Problem details: Spot each line in the records below where the word "category" occurs, then copy it.

* Begin *

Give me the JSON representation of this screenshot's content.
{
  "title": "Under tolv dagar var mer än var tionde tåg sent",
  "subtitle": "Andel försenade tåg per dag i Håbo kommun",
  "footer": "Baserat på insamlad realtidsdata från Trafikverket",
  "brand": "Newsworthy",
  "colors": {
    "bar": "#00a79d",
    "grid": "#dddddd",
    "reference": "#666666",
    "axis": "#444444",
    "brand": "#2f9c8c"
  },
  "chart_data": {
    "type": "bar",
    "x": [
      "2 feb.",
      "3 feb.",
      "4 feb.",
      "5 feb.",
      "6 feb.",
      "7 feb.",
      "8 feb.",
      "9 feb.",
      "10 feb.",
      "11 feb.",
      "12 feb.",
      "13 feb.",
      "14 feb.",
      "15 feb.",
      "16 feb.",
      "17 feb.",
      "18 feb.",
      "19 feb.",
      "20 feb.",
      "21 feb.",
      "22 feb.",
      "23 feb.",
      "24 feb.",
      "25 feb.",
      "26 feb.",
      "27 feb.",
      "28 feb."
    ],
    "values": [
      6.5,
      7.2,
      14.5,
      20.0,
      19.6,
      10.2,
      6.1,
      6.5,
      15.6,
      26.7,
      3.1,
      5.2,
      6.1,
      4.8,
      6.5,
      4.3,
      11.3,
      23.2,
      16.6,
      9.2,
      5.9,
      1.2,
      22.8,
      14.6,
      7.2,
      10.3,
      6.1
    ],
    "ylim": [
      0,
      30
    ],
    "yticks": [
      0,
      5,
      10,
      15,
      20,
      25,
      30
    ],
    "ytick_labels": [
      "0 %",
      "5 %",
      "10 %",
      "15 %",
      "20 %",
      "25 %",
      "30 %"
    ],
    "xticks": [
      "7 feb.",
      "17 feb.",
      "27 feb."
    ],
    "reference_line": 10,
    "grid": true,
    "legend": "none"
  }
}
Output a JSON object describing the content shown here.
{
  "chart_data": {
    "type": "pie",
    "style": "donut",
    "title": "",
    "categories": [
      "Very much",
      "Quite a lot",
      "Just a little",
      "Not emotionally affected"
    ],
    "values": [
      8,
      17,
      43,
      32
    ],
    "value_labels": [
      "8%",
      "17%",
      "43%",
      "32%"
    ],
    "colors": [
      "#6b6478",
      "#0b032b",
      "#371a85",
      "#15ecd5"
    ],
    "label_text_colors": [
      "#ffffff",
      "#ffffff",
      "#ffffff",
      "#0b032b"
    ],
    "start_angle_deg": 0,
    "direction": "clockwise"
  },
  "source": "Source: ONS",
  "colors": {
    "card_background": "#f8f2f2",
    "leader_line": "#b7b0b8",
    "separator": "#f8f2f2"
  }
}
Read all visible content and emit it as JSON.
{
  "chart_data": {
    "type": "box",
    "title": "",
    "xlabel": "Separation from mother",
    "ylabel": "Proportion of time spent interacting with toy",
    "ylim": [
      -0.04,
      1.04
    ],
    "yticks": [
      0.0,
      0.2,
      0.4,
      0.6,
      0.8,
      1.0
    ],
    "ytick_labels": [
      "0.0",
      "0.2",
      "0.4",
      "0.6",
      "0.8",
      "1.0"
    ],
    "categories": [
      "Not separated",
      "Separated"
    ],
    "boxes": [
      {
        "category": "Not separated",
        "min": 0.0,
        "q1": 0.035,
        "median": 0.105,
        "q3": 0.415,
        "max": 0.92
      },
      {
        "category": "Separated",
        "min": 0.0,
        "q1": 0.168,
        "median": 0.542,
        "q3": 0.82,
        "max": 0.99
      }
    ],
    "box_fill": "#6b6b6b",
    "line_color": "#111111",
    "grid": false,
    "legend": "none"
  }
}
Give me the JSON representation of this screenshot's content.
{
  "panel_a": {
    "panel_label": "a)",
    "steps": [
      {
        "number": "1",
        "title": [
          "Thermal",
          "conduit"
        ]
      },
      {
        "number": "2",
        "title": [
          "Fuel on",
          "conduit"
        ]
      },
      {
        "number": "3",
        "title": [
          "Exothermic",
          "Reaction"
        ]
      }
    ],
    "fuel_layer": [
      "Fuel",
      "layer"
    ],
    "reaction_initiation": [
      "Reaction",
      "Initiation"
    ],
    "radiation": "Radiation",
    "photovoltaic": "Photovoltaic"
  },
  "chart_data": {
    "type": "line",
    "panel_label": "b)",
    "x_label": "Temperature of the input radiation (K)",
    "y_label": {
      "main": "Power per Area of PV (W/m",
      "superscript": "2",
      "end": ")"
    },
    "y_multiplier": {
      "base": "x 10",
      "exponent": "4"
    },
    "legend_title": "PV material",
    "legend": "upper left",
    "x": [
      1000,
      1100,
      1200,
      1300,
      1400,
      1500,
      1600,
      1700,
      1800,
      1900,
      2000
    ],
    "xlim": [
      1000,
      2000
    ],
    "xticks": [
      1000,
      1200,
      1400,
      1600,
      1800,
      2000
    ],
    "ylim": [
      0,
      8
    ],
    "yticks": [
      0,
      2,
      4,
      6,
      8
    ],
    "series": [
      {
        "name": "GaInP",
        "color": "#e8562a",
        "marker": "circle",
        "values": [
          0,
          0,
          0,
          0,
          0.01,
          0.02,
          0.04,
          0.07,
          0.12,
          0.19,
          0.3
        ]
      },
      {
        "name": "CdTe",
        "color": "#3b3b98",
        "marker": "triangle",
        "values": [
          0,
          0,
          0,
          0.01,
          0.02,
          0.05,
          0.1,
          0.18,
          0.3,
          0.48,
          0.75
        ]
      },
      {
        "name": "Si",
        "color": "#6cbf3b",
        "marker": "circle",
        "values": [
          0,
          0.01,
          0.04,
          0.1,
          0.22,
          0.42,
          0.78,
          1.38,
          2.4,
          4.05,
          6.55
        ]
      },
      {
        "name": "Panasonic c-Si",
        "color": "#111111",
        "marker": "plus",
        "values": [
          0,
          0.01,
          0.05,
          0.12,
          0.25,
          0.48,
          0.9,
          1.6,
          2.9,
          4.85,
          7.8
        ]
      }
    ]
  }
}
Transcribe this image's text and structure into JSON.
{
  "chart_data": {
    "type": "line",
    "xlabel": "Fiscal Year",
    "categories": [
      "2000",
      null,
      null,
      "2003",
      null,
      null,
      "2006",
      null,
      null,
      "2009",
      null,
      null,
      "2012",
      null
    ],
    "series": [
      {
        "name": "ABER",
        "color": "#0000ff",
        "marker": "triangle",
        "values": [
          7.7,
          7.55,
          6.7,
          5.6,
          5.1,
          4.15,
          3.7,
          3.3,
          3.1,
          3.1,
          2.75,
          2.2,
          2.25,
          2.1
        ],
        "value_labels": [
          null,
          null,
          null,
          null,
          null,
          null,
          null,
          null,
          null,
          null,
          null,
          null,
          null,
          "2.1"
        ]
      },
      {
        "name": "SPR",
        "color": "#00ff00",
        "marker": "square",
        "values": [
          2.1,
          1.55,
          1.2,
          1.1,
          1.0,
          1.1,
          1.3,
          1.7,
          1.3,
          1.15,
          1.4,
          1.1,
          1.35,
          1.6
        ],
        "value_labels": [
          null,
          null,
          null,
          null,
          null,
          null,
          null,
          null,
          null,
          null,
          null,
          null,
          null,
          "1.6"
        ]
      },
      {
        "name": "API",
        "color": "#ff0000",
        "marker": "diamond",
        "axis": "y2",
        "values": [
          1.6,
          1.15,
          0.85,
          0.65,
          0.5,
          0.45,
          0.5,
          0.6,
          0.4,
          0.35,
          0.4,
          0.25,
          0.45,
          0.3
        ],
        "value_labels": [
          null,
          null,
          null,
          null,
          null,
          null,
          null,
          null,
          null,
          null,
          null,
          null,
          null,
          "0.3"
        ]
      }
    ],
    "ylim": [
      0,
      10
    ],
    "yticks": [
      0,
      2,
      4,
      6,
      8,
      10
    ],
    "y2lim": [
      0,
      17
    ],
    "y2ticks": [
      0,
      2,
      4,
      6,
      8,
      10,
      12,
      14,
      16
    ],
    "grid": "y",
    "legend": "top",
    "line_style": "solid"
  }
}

* End *

Finished answer:
        "category": "Not separated",
        "category": "Separated",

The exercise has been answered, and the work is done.